Could you put every line of the records below into a Markdown table with the columns Row and Line, numbering each row and skipping blank lines? Leave the pictures out.

— START Information shown —

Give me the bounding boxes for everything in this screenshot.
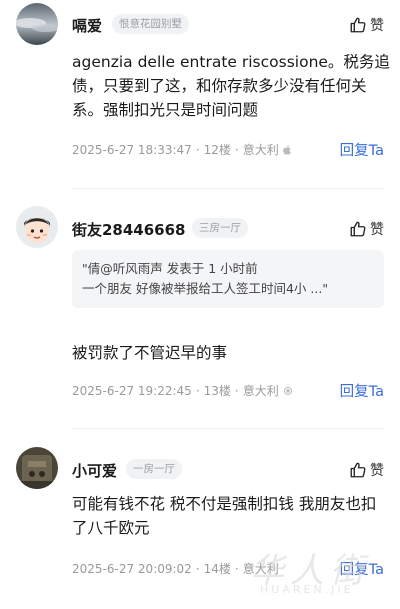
quote-line: 一个朋友 好像被举报给工人签工时间4小 ..." bbox=[82, 281, 329, 296]
thumbs-up-icon bbox=[350, 462, 366, 478]
site-watermark: 华人街 HUAREN.JIE bbox=[240, 543, 390, 603]
floor-number: 14楼 bbox=[203, 562, 231, 576]
comment-text: agenzia delle entrate riscossione。税务追债，只… bbox=[72, 53, 390, 119]
like-button[interactable]: 赞 bbox=[349, 15, 384, 35]
apple-icon bbox=[282, 144, 291, 155]
location: 意大利 bbox=[242, 384, 279, 398]
floor-number: 12楼 bbox=[203, 143, 231, 157]
thumbs-up-icon bbox=[350, 221, 366, 237]
like-label: 赞 bbox=[370, 222, 384, 238]
username[interactable]: 小可爱 bbox=[72, 460, 117, 481]
comment-text: 被罚款了不管迟早的事 bbox=[72, 344, 228, 362]
reply-button[interactable]: 回复Ta bbox=[340, 139, 384, 160]
divider bbox=[72, 188, 384, 189]
location: 意大利 bbox=[242, 143, 279, 157]
like-label: 赞 bbox=[370, 18, 384, 34]
user-level-tag: 一房一厅 bbox=[126, 459, 182, 479]
comment-date: 2025-6-27 20:09:02 bbox=[72, 561, 192, 576]
reply-button[interactable]: 回复Ta bbox=[340, 380, 384, 401]
avatar[interactable] bbox=[16, 447, 58, 489]
like-button[interactable]: 赞 bbox=[349, 219, 384, 239]
watermark-en: HUAREN.JIE bbox=[260, 583, 354, 596]
user-level-tag: 三房一厅 bbox=[192, 218, 248, 238]
like-label: 赞 bbox=[370, 463, 384, 479]
comment-meta: 2025-6-27 18:33:47 · 12楼 · 意大利 bbox=[72, 141, 293, 158]
avatar[interactable] bbox=[16, 3, 58, 45]
user-level-tag: 恨意花园别墅 bbox=[112, 14, 189, 34]
quoted-reply[interactable]: "倩@听风雨声 发表于 1 小时前 一个朋友 好像被举报给工人签工时间4小 ..… bbox=[72, 250, 384, 308]
thumbs-up-icon bbox=[350, 17, 366, 33]
username[interactable]: 街友28446668 bbox=[72, 219, 186, 240]
comment-date: 2025-6-27 18:33:47 bbox=[72, 142, 192, 157]
floor-number: 13楼 bbox=[203, 384, 231, 398]
avatar[interactable] bbox=[16, 206, 58, 248]
comment-date: 2025-6-27 19:22:45 bbox=[72, 383, 192, 398]
device-icon bbox=[283, 386, 292, 395]
comment-meta: 2025-6-27 19:22:45 · 13楼 · 意大利 bbox=[72, 382, 294, 399]
like-button[interactable]: 赞 bbox=[349, 460, 384, 480]
quote-line: "倩@听风雨声 发表于 1 小时前 bbox=[82, 261, 258, 276]
divider bbox=[72, 428, 384, 429]
username[interactable]: 嗝爱 bbox=[72, 15, 102, 36]
comment-text: 可能有钱不花 税不付是强制扣钱 我朋友也扣了八千欧元 bbox=[72, 495, 377, 537]
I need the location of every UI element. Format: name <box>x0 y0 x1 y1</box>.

— END Information shown —

Answer below:
| Row | Line |
|---|---|
| 1 | Give me the bounding boxes for everything in this screenshot. |
| 2 | quote-line: 一个朋友 好像被举报给工人签工时间4小 ..." bbox=[82, 281, 329, 296] |
| 3 | thumbs-up-icon bbox=[350, 462, 366, 478] |
| 4 | site-watermark: 华人街 HUAREN.JIE bbox=[240, 543, 390, 603] |
| 5 | floor-number: 14楼 bbox=[203, 562, 231, 576] |
| 6 | comment-text: agenzia delle entrate riscossione。税务追债，只… bbox=[72, 53, 390, 119] |
| 7 | like-button[interactable]: 赞 bbox=[349, 15, 384, 35] |
| 8 | apple-icon bbox=[282, 144, 291, 155] |
| 9 | location: 意大利 bbox=[242, 384, 279, 398] |
| 10 | floor-number: 12楼 bbox=[203, 143, 231, 157] |
| 11 | thumbs-up-icon bbox=[350, 221, 366, 237] |
| 12 | like-label: 赞 bbox=[370, 222, 384, 238] |
| 13 | username[interactable]: 小可爱 bbox=[72, 460, 117, 481] |
| 14 | comment-text: 被罚款了不管迟早的事 bbox=[72, 344, 228, 362] |
| 15 | reply-button[interactable]: 回复Ta bbox=[340, 139, 384, 160] |
| 16 | divider bbox=[72, 188, 384, 189] |
| 17 | location: 意大利 bbox=[242, 143, 279, 157] |
| 18 | like-label: 赞 bbox=[370, 18, 384, 34] |
| 19 | user-level-tag: 一房一厅 bbox=[126, 459, 182, 479] |
| 20 | comment-date: 2025-6-27 20:09:02 bbox=[72, 561, 192, 576] |
| 21 | reply-button[interactable]: 回复Ta bbox=[340, 380, 384, 401] |
| 22 | avatar[interactable] bbox=[16, 447, 58, 489] |
| 23 | like-button[interactable]: 赞 bbox=[349, 219, 384, 239] |
| 24 | watermark-en: HUAREN.JIE bbox=[260, 583, 354, 596] |
| 25 | user-level-tag: 三房一厅 bbox=[192, 218, 248, 238] |
| 26 | like-label: 赞 bbox=[370, 463, 384, 479] |
| 27 | comment-meta: 2025-6-27 18:33:47 · 12楼 · 意大利 bbox=[72, 141, 293, 158] |
| 28 | avatar[interactable] bbox=[16, 3, 58, 45] |
| 29 | user-level-tag: 恨意花园别墅 bbox=[112, 14, 189, 34] |
| 30 | quoted-reply[interactable]: "倩@听风雨声 发表于 1 小时前 一个朋友 好像被举报给工人签工时间4小 ..… bbox=[72, 250, 384, 308] |
| 31 | thumbs-up-icon bbox=[350, 17, 366, 33] |
| 32 | username[interactable]: 街友28446668 bbox=[72, 219, 186, 240] |
| 33 | comment-date: 2025-6-27 18:33:47 bbox=[72, 142, 192, 157] |
| 34 | floor-number: 13楼 bbox=[203, 384, 231, 398] |
| 35 | avatar[interactable] bbox=[16, 206, 58, 248] |
| 36 | comment-date: 2025-6-27 19:22:45 bbox=[72, 383, 192, 398] |
| 37 | device-icon bbox=[283, 386, 292, 395] |
| 38 | comment-meta: 2025-6-27 19:22:45 · 13楼 · 意大利 bbox=[72, 382, 294, 399] |
| 39 | like-button[interactable]: 赞 bbox=[349, 460, 384, 480] |
| 40 | quote-line: "倩@听风雨声 发表于 1 小时前 bbox=[82, 261, 258, 276] |
| 41 | divider bbox=[72, 428, 384, 429] |
| 42 | username[interactable]: 嗝爱 bbox=[72, 15, 102, 36] |
| 43 | comment-text: 可能有钱不花 税不付是强制扣钱 我朋友也扣了八千欧元 bbox=[72, 495, 377, 537] |
| 44 | I need the location of every UI element. Format: name <box>x0 y0 x1 y1</box>. |